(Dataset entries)
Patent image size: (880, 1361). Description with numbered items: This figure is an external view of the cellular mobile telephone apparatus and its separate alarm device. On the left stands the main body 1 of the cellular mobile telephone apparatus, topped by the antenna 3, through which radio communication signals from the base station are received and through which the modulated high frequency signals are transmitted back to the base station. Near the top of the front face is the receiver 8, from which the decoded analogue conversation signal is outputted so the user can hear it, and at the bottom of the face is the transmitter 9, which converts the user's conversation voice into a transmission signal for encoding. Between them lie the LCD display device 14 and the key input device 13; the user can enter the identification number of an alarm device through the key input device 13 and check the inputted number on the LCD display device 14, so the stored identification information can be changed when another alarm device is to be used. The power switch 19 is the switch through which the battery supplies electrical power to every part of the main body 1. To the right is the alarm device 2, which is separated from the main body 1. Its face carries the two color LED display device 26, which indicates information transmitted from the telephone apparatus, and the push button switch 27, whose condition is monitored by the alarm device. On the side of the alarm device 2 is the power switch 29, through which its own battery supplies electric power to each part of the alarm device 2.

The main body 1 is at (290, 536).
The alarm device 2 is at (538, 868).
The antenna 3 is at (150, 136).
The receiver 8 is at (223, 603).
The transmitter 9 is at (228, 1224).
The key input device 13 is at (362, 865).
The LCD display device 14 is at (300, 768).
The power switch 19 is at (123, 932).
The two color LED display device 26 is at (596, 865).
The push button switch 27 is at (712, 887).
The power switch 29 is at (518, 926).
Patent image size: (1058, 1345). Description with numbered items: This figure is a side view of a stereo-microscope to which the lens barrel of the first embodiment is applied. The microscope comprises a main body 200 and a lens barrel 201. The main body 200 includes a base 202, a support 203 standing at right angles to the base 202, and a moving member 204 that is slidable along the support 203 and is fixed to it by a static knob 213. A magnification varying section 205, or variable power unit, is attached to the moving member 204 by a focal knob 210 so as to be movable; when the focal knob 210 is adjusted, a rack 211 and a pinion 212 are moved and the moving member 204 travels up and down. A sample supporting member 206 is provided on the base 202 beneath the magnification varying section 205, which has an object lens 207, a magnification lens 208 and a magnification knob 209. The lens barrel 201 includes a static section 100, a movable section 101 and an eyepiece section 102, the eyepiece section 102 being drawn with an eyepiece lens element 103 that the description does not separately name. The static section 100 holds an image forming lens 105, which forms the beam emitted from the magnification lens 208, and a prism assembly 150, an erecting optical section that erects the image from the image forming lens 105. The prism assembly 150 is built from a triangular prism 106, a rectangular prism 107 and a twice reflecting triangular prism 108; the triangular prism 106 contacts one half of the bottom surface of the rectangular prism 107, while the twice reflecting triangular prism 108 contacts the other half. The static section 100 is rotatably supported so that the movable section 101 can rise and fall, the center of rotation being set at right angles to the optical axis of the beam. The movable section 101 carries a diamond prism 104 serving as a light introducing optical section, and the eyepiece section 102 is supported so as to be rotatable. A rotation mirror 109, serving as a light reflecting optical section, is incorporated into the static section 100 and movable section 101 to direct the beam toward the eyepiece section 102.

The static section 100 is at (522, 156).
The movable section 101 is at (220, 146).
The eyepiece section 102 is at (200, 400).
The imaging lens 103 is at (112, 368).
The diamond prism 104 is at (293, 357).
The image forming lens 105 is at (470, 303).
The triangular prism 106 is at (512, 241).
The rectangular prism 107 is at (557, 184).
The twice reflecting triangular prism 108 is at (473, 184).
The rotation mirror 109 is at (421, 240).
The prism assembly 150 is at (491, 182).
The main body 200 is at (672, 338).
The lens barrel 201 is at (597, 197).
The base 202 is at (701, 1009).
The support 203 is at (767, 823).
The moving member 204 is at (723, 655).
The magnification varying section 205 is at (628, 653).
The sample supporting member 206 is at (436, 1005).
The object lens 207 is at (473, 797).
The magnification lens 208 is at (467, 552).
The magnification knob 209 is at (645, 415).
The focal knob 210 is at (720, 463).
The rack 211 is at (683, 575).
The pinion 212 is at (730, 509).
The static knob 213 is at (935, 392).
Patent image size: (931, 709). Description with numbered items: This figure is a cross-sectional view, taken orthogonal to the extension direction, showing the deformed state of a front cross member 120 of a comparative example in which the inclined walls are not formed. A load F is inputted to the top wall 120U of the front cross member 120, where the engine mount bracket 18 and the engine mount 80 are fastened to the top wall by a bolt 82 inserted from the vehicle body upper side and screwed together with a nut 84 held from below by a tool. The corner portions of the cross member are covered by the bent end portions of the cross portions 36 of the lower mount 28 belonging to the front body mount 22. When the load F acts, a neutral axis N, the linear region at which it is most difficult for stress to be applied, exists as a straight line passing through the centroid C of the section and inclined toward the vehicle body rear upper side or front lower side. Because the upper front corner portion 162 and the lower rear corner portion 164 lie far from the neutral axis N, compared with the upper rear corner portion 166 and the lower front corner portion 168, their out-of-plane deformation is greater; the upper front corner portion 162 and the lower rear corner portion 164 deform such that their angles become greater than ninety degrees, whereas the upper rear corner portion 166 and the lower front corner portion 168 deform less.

**Written task**
Put the lines above into a numbered list, leaving out any blank ones.

**Completed task**
1. Patent image size: (880, 1361). Description with numbered items: This figure is an external view of the cellular mobile telephone apparatus and its separate alarm device. On the left stands the main body 1 of the cellular mobile telephone apparatus, topped by the antenna 3, through which radio communication signals from the base station are received and through which the modulated high frequency signals are transmitted back to the base station. Near the top of the front face is the receiver 8, from which the decoded analogue conversation signal is outputted so the user can hear it, and at the bottom of the face is the transmitter 9, which converts the user's conversation voice into a transmission signal for encoding. Between them lie the LCD display device 14 and the key input device 13; the user can enter the identification number of an alarm device through the key input device 13 and check the inputted number on the LCD display device 14, so the stored identification information can be changed when another alarm device is to be used. The power switch 19 is the switch through which the battery supplies electrical power to every part of the main body 1. To the right is the alarm device 2, which is separated from the main body 1. Its face carries the two color LED display device 26, which indicates information transmitted from the telephone apparatus, and the push button switch 27, whose condition is monitored by the alarm device. On the side of the alarm device 2 is the power switch 29, through which its own battery supplies electric power to each part of the alarm device 2.
2. The main body 1 is at (290, 536).
3. The alarm device 2 is at (538, 868).
4. The antenna 3 is at (150, 136).
5. The receiver 8 is at (223, 603).
6. The transmitter 9 is at (228, 1224).
7. The key input device 13 is at (362, 865).
8. The LCD display device 14 is at (300, 768).
9. The power switch 19 is at (123, 932).
10. The two color LED display device 26 is at (596, 865).
11. The push button switch 27 is at (712, 887).
12. The power switch 29 is at (518, 926).
13. Patent image size: (1058, 1345). Description with numbered items: This figure is a side view of a stereo-microscope to which the lens barrel of the first embodiment is applied. The microscope comprises a main body 200 and a lens barrel 201. The main body 200 includes a base 202, a support 203 standing at right angles to the base 202, and a moving member 204 that is slidable along the support 203 and is fixed to it by a static knob 213. A magnification varying section 205, or variable power unit, is attached to the moving member 204 by a focal knob 210 so as to be movable; when the focal knob 210 is adjusted, a rack 211 and a pinion 212 are moved and the moving member 204 travels up and down. A sample supporting member 206 is provided on the base 202 beneath the magnification varying section 205, which has an object lens 207, a magnification lens 208 and a magnification knob 209. The lens barrel 201 includes a static section 100, a movable section 101 and an eyepiece section 102, the eyepiece section 102 being drawn with an eyepiece lens element 103 that the description does not separately name. The static section 100 holds an image forming lens 105, which forms the beam emitted from the magnification lens 208, and a prism assembly 150, an erecting optical section that erects the image from the image forming lens 105. The prism assembly 150 is built from a triangular prism 106, a rectangular prism 107 and a twice reflecting triangular prism 108; the triangular prism 106 contacts one half of the bottom surface of the rectangular prism 107, while the twice reflecting triangular prism 108 contacts the other half. The static section 100 is rotatably supported so that the movable section 101 can rise and fall, the center of rotation being set at right angles to the optical axis of the beam. The movable section 101 carries a diamond prism 104 serving as a light introducing optical section, and the eyepiece section 102 is supported so as to be rotatable. A rotation mirror 109, serving as a light reflecting optical section, is incorporated into the static section 100 and movable section 101 to direct the beam toward the eyepiece section 102.
14. The static section 100 is at (522, 156).
15. The movable section 101 is at (220, 146).
16. The eyepiece section 102 is at (200, 400).
17. The imaging lens 103 is at (112, 368).
18. The diamond prism 104 is at (293, 357).
19. The image forming lens 105 is at (470, 303).
20. The triangular prism 106 is at (512, 241).
21. The rectangular prism 107 is at (557, 184).
22. The twice reflecting triangular prism 108 is at (473, 184).
23. The rotation mirror 109 is at (421, 240).
24. The prism assembly 150 is at (491, 182).
25. The main body 200 is at (672, 338).
26. The lens barrel 201 is at (597, 197).
27. The base 202 is at (701, 1009).
28. The support 203 is at (767, 823).
29. The moving member 204 is at (723, 655).
30. The magnification varying section 205 is at (628, 653).
31. The sample supporting member 206 is at (436, 1005).
32. The object lens 207 is at (473, 797).
33. The magnification lens 208 is at (467, 552).
34. The magnification knob 209 is at (645, 415).
35. The focal knob 210 is at (720, 463).
36. The rack 211 is at (683, 575).
37. The pinion 212 is at (730, 509).
38. The static knob 213 is at (935, 392).
39. Patent image size: (931, 709). Description with numbered items: This figure is a cross-sectional view, taken orthogonal to the extension direction, showing the deformed state of a front cross member 120 of a comparative example in which the inclined walls are not formed. A load F is inputted to the top wall 120U of the front cross member 120, where the engine mount bracket 18 and the engine mount 80 are fastened to the top wall by a bolt 82 inserted from the vehicle body upper side and screwed together with a nut 84 held from below by a tool. The corner portions of the cross member are covered by the bent end portions of the cross portions 36 of the lower mount 28 belonging to the front body mount 22. When the load F acts, a neutral axis N, the linear region at which it is most difficult for stress to be applied, exists as a straight line passing through the centroid C of the section and inclined toward the vehicle body rear upper side or front lower side. Because the upper front corner portion 162 and the lower rear corner portion 164 lie far from the neutral axis N, compared with the upper rear corner portion 166 and the lower front corner portion 168, their out-of-plane deformation is greater; the upper front corner portion 162 and the lower rear corner portion 164 deform such that their angles become greater than ninety degrees, whereas the upper rear corner portion 166 and the lower front corner portion 168 deform less.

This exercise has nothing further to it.